§ **Aim**:
In the following material, identify every line holding the string "広島大学" and return it.

(begin)

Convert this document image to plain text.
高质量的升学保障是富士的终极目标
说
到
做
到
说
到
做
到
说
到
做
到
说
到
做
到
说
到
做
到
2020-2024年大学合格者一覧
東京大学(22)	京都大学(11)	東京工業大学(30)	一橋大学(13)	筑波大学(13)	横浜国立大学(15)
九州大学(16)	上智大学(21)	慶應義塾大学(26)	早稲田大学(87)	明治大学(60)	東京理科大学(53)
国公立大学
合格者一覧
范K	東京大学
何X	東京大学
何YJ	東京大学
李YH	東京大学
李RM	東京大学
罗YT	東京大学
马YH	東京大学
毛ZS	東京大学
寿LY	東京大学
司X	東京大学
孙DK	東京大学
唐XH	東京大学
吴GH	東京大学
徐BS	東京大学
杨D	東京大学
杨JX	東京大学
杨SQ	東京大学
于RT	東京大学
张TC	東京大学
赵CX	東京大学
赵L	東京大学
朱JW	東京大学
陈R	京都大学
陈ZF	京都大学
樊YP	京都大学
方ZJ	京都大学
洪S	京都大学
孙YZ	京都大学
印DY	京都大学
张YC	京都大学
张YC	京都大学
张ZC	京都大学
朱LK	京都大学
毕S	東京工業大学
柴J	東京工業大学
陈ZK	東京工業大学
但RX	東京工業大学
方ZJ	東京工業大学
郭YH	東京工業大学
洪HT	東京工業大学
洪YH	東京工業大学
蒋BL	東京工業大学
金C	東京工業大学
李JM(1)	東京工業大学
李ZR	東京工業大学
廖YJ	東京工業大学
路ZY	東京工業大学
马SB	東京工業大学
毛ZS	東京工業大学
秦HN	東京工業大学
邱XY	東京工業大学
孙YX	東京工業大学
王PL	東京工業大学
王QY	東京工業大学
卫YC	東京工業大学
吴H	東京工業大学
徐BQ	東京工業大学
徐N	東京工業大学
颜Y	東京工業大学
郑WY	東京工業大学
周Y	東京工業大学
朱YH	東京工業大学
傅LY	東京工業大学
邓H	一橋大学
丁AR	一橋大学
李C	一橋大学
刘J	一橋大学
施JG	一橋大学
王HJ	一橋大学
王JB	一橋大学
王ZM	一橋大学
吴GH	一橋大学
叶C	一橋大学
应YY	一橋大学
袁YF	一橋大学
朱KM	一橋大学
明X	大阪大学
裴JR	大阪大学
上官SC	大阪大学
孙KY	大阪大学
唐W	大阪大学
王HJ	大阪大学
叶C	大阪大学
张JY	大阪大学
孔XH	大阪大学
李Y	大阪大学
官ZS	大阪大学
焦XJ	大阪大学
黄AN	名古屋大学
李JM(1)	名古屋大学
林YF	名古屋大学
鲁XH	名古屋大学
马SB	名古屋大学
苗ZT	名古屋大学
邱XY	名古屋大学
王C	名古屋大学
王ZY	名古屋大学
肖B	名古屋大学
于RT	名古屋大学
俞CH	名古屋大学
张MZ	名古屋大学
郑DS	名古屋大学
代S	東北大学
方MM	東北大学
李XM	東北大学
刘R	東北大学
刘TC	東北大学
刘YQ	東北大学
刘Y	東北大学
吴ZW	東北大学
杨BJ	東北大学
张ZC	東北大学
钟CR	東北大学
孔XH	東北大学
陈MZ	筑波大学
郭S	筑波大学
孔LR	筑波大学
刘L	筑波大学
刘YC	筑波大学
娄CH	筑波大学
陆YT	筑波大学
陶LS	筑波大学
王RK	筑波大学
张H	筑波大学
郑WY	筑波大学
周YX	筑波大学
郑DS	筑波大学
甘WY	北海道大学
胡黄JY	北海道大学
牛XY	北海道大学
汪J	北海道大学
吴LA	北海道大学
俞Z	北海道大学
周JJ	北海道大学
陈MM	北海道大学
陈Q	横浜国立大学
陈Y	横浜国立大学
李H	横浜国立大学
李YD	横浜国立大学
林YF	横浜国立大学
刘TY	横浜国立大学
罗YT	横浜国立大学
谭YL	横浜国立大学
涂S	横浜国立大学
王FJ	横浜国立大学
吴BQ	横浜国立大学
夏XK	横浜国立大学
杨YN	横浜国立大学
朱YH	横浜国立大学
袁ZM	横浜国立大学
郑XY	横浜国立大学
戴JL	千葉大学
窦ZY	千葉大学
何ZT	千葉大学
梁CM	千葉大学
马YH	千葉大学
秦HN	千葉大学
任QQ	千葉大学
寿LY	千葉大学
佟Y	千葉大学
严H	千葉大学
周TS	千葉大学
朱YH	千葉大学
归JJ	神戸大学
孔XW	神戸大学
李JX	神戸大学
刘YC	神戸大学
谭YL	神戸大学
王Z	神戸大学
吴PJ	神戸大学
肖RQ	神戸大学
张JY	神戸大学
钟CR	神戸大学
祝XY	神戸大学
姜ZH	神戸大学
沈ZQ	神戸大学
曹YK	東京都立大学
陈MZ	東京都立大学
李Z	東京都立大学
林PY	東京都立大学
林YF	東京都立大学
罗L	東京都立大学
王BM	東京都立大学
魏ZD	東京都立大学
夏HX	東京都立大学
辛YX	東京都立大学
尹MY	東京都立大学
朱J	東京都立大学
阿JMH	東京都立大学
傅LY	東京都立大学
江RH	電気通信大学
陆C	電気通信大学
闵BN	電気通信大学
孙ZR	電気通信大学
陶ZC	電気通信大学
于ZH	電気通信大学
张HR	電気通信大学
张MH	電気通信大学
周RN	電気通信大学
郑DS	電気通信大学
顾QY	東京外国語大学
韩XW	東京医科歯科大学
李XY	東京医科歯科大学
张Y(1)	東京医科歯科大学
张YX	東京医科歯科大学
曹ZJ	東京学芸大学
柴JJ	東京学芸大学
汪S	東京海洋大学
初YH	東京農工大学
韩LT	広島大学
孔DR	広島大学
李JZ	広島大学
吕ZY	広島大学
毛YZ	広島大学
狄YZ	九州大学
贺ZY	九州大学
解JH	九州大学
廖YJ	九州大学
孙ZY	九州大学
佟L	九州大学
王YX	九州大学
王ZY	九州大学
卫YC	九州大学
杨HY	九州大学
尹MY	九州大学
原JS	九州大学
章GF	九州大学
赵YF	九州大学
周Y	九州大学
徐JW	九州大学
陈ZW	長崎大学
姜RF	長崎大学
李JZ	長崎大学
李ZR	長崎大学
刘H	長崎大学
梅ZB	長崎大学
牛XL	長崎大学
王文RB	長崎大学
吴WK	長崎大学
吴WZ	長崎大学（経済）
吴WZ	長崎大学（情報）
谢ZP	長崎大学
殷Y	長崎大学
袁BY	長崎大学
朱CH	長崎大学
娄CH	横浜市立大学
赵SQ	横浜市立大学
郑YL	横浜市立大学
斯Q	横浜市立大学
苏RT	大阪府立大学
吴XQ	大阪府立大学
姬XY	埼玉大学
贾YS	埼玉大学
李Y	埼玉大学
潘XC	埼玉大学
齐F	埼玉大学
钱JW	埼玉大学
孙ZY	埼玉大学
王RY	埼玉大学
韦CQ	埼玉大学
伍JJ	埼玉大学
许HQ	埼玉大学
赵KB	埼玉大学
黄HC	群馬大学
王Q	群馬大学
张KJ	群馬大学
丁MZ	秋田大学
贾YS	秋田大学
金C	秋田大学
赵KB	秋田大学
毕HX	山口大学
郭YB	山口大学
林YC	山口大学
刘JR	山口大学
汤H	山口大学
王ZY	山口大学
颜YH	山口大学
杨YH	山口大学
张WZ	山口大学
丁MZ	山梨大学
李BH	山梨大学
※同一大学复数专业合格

(end)

§ **Result of the task**:
韩LT	広島大学
孔DR	広島大学
李JZ	広島大学
吕ZY	広島大学
毛YZ	広島大学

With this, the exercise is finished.